# WHAT IS ASKED:
Of all the lines in this data, how many include "therapist"? Respond with the number only.

Start RECORDS SUPPLIED

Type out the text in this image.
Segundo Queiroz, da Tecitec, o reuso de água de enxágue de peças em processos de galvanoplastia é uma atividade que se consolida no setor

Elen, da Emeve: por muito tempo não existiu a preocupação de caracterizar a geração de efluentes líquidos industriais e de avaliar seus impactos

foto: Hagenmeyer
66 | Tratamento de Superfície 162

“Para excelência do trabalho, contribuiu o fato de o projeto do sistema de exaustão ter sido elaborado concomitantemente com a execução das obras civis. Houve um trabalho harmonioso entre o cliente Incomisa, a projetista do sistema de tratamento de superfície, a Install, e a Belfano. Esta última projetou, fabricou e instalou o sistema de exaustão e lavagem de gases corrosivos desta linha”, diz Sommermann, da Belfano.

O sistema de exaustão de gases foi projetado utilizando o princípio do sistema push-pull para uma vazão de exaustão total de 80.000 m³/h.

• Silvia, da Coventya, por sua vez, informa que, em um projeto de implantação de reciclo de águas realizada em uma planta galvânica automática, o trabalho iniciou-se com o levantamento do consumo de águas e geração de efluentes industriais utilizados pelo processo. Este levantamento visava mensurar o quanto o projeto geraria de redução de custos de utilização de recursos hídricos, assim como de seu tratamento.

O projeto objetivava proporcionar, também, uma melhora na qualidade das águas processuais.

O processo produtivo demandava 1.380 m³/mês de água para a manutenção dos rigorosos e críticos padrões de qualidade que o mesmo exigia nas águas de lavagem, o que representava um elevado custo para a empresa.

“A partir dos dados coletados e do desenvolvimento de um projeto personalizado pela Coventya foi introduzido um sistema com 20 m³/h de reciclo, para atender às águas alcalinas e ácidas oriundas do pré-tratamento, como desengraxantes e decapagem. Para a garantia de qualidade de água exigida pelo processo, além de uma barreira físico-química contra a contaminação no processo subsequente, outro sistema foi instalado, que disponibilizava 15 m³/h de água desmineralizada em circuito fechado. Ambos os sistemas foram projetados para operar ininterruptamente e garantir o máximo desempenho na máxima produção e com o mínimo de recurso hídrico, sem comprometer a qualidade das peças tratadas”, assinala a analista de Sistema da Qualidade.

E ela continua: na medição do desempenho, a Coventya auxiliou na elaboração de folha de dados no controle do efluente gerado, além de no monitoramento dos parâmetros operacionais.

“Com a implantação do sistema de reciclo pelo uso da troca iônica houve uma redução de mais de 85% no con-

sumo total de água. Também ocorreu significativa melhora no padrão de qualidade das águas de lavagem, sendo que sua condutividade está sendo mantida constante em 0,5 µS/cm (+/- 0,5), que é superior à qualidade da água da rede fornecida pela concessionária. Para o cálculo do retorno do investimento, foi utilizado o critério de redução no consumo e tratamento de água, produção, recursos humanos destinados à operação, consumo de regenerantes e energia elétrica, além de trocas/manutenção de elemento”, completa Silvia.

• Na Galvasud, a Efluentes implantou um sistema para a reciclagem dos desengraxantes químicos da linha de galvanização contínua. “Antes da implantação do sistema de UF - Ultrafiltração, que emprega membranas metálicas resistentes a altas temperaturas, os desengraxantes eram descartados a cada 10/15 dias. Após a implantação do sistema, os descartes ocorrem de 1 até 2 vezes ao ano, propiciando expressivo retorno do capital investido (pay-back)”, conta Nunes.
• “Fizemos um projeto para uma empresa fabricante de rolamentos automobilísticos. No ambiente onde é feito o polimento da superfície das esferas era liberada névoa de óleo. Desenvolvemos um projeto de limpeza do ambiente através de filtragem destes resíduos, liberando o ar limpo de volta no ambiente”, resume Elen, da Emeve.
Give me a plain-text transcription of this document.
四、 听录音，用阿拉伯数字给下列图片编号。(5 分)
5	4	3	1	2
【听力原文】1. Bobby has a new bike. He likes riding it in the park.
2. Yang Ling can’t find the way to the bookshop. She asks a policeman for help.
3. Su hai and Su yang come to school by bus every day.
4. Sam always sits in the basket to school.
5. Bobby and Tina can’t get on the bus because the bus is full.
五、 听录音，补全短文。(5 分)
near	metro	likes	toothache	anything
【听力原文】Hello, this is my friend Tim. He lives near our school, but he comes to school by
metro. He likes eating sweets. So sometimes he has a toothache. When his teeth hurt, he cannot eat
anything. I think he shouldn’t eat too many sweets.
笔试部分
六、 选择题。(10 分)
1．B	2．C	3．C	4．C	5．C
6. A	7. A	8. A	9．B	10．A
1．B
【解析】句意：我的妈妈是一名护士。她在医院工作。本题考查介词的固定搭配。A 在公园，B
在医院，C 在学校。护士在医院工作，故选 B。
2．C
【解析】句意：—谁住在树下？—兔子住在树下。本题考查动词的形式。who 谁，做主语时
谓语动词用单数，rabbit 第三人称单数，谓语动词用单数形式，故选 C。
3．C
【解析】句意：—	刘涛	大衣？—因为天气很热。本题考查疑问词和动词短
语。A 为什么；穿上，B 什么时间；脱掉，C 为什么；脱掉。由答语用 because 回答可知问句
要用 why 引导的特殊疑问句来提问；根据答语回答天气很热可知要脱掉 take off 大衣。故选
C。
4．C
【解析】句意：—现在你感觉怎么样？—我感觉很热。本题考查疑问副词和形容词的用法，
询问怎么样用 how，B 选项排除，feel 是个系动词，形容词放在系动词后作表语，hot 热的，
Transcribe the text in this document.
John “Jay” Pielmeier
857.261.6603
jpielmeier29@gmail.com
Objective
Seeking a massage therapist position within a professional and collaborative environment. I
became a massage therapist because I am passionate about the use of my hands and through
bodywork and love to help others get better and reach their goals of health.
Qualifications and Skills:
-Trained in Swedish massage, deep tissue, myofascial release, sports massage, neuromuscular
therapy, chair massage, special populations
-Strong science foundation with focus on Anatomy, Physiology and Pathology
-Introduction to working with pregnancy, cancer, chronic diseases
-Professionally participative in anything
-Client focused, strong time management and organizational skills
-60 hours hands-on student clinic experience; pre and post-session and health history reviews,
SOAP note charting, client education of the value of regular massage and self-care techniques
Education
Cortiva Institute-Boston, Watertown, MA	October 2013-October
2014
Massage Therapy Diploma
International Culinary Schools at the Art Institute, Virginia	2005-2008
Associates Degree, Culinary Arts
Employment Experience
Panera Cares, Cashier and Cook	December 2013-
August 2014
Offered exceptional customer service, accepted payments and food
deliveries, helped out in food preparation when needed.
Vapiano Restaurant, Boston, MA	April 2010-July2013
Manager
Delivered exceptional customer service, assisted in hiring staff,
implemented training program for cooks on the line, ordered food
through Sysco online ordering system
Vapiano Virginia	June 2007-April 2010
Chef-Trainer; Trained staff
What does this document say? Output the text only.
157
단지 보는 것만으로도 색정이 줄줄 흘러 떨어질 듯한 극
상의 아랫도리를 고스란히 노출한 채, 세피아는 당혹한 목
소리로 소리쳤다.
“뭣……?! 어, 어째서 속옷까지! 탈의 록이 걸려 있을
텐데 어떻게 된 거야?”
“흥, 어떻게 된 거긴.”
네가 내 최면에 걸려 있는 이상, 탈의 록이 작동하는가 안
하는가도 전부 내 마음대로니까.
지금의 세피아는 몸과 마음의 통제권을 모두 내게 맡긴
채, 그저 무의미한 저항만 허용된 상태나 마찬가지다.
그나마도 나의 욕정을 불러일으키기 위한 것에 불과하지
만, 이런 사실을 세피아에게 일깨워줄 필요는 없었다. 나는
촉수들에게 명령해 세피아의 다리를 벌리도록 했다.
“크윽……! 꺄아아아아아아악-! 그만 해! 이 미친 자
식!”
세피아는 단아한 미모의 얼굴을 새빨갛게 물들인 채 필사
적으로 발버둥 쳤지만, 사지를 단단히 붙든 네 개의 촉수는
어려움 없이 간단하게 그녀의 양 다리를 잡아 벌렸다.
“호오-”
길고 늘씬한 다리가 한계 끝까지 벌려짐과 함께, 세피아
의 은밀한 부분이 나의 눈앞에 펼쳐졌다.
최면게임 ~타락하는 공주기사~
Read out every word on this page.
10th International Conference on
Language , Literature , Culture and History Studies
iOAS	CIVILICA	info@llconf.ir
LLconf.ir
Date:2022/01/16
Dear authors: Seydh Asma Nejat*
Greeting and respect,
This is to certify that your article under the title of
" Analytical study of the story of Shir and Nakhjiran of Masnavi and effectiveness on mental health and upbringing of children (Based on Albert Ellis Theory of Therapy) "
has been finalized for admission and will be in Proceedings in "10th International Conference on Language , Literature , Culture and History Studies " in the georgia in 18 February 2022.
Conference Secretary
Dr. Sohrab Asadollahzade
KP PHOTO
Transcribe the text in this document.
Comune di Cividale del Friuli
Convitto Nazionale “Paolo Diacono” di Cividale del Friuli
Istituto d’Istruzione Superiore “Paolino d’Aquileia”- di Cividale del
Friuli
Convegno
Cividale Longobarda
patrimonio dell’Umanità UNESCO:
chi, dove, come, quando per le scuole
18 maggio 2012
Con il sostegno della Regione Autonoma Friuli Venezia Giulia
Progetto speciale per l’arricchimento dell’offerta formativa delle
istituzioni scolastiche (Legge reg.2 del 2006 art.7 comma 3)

End RECORDS SUPPLIED

# TASK ANSWER:
2